> _RECORD SET_

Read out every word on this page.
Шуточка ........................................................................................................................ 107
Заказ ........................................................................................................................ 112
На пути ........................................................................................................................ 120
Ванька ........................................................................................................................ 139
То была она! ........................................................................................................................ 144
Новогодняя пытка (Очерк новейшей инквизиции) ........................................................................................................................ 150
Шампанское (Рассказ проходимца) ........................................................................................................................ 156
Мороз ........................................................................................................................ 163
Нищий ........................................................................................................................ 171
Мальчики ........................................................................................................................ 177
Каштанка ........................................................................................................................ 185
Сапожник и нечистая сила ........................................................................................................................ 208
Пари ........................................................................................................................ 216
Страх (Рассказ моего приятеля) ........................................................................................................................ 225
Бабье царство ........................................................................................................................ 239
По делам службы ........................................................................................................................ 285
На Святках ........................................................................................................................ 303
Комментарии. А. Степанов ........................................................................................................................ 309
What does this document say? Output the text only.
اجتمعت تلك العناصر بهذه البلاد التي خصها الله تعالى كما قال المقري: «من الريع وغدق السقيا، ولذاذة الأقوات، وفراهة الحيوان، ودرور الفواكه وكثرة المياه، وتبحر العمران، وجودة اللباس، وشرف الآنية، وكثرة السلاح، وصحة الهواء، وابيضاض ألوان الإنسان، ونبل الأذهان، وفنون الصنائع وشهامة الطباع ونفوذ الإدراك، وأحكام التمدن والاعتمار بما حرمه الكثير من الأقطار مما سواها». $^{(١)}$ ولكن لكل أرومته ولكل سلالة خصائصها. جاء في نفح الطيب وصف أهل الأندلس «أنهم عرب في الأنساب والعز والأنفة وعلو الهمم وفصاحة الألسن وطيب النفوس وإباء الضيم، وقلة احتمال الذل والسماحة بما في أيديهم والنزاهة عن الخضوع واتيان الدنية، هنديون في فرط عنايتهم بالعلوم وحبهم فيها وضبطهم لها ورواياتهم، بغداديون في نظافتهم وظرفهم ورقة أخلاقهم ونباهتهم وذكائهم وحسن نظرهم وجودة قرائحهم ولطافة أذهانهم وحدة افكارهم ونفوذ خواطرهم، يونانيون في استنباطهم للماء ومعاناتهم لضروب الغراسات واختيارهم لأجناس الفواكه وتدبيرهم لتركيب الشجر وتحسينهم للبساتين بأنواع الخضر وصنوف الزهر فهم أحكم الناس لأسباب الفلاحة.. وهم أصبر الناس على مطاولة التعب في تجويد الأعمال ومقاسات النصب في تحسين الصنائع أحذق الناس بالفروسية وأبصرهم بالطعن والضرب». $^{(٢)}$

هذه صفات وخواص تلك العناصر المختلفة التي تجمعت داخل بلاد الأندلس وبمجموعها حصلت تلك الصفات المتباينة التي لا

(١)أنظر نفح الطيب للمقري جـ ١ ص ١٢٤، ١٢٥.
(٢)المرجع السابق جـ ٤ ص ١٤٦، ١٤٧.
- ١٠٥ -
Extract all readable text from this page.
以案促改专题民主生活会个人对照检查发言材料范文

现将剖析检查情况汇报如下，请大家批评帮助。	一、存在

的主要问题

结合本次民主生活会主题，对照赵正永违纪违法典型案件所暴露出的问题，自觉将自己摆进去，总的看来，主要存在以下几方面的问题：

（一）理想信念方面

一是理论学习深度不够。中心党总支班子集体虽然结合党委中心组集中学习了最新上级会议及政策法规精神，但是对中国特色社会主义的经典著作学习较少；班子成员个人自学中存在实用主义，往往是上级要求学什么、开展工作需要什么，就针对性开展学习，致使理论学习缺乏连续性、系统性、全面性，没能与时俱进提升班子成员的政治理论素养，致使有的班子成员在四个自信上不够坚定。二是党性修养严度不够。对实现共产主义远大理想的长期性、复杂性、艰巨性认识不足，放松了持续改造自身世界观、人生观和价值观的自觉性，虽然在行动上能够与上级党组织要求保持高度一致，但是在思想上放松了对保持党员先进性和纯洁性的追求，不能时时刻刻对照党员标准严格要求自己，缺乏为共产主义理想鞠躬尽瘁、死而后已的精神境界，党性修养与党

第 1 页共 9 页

> _TASK BRIEF_
Write out the whole listing again, exactly as it stands.

> _SOLUTION TO THIS TASK_
Read out every word on this page.
Шуточка ........................................................................................................................ 107
Заказ ........................................................................................................................ 112
На пути ........................................................................................................................ 120
Ванька ........................................................................................................................ 139
То была она! ........................................................................................................................ 144
Новогодняя пытка (Очерк новейшей инквизиции) ........................................................................................................................ 150
Шампанское (Рассказ проходимца) ........................................................................................................................ 156
Мороз ........................................................................................................................ 163
Нищий ........................................................................................................................ 171
Мальчики ........................................................................................................................ 177
Каштанка ........................................................................................................................ 185
Сапожник и нечистая сила ........................................................................................................................ 208
Пари ........................................................................................................................ 216
Страх (Рассказ моего приятеля) ........................................................................................................................ 225
Бабье царство ........................................................................................................................ 239
По делам службы ........................................................................................................................ 285
На Святках ........................................................................................................................ 303
Комментарии. А. Степанов ........................................................................................................................ 309
What does this document say? Output the text only.
اجتمعت تلك العناصر بهذه البلاد التي خصها الله تعالى كما قال المقري: «من الريع وغدق السقيا، ولذاذة الأقوات، وفراهة الحيوان، ودرور الفواكه وكثرة المياه، وتبحر العمران، وجودة اللباس، وشرف الآنية، وكثرة السلاح، وصحة الهواء، وابيضاض ألوان الإنسان، ونبل الأذهان، وفنون الصنائع وشهامة الطباع ونفوذ الإدراك، وأحكام التمدن والاعتمار بما حرمه الكثير من الأقطار مما سواها». $^{(١)}$ ولكن لكل أرومته ولكل سلالة خصائصها. جاء في نفح الطيب وصف أهل الأندلس «أنهم عرب في الأنساب والعز والأنفة وعلو الهمم وفصاحة الألسن وطيب النفوس وإباء الضيم، وقلة احتمال الذل والسماحة بما في أيديهم والنزاهة عن الخضوع واتيان الدنية، هنديون في فرط عنايتهم بالعلوم وحبهم فيها وضبطهم لها ورواياتهم، بغداديون في نظافتهم وظرفهم ورقة أخلاقهم ونباهتهم وذكائهم وحسن نظرهم وجودة قرائحهم ولطافة أذهانهم وحدة افكارهم ونفوذ خواطرهم، يونانيون في استنباطهم للماء ومعاناتهم لضروب الغراسات واختيارهم لأجناس الفواكه وتدبيرهم لتركيب الشجر وتحسينهم للبساتين بأنواع الخضر وصنوف الزهر فهم أحكم الناس لأسباب الفلاحة.. وهم أصبر الناس على مطاولة التعب في تجويد الأعمال ومقاسات النصب في تحسين الصنائع أحذق الناس بالفروسية وأبصرهم بالطعن والضرب». $^{(٢)}$

هذه صفات وخواص تلك العناصر المختلفة التي تجمعت داخل بلاد الأندلس وبمجموعها حصلت تلك الصفات المتباينة التي لا

(١)أنظر نفح الطيب للمقري جـ ١ ص ١٢٤، ١٢٥.
(٢)المرجع السابق جـ ٤ ص ١٤٦، ١٤٧.
- ١٠٥ -
Extract all readable text from this page.
以案促改专题民主生活会个人对照检查发言材料范文

现将剖析检查情况汇报如下，请大家批评帮助。	一、存在

的主要问题

结合本次民主生活会主题，对照赵正永违纪违法典型案件所暴露出的问题，自觉将自己摆进去，总的看来，主要存在以下几方面的问题：

（一）理想信念方面

一是理论学习深度不够。中心党总支班子集体虽然结合党委中心组集中学习了最新上级会议及政策法规精神，但是对中国特色社会主义的经典著作学习较少；班子成员个人自学中存在实用主义，往往是上级要求学什么、开展工作需要什么，就针对性开展学习，致使理论学习缺乏连续性、系统性、全面性，没能与时俱进提升班子成员的政治理论素养，致使有的班子成员在四个自信上不够坚定。二是党性修养严度不够。对实现共产主义远大理想的长期性、复杂性、艰巨性认识不足，放松了持续改造自身世界观、人生观和价值观的自觉性，虽然在行动上能够与上级党组织要求保持高度一致，但是在思想上放松了对保持党员先进性和纯洁性的追求，不能时时刻刻对照党员标准严格要求自己，缺乏为共产主义理想鞠躬尽瘁、死而后已的精神境界，党性修养与党

第 1 页共 9 页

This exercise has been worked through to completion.